# THE PROBLEM
Write out the records again, exactly, leaving none out.

═══ AVAILABLE DATA

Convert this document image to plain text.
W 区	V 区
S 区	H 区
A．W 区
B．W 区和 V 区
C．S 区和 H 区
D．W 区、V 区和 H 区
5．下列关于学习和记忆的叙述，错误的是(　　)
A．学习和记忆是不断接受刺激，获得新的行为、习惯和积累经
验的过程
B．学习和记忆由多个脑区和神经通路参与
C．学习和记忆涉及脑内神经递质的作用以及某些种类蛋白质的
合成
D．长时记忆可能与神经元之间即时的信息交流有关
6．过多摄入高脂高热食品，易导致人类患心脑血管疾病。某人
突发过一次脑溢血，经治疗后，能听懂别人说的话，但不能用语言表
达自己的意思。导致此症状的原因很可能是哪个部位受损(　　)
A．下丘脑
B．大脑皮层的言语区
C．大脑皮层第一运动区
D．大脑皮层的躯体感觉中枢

══════

# FINISHED ANSWER
Convert this document image to plain text.
W 区	V 区
S 区	H 区
A．W 区
B．W 区和 V 区
C．S 区和 H 区
D．W 区、V 区和 H 区
5．下列关于学习和记忆的叙述，错误的是(　　)
A．学习和记忆是不断接受刺激，获得新的行为、习惯和积累经
验的过程
B．学习和记忆由多个脑区和神经通路参与
C．学习和记忆涉及脑内神经递质的作用以及某些种类蛋白质的
合成
D．长时记忆可能与神经元之间即时的信息交流有关
6．过多摄入高脂高热食品，易导致人类患心脑血管疾病。某人
突发过一次脑溢血，经治疗后，能听懂别人说的话，但不能用语言表
达自己的意思。导致此症状的原因很可能是哪个部位受损(　　)
A．下丘脑
B．大脑皮层的言语区
C．大脑皮层第一运动区
D．大脑皮层的躯体感觉中枢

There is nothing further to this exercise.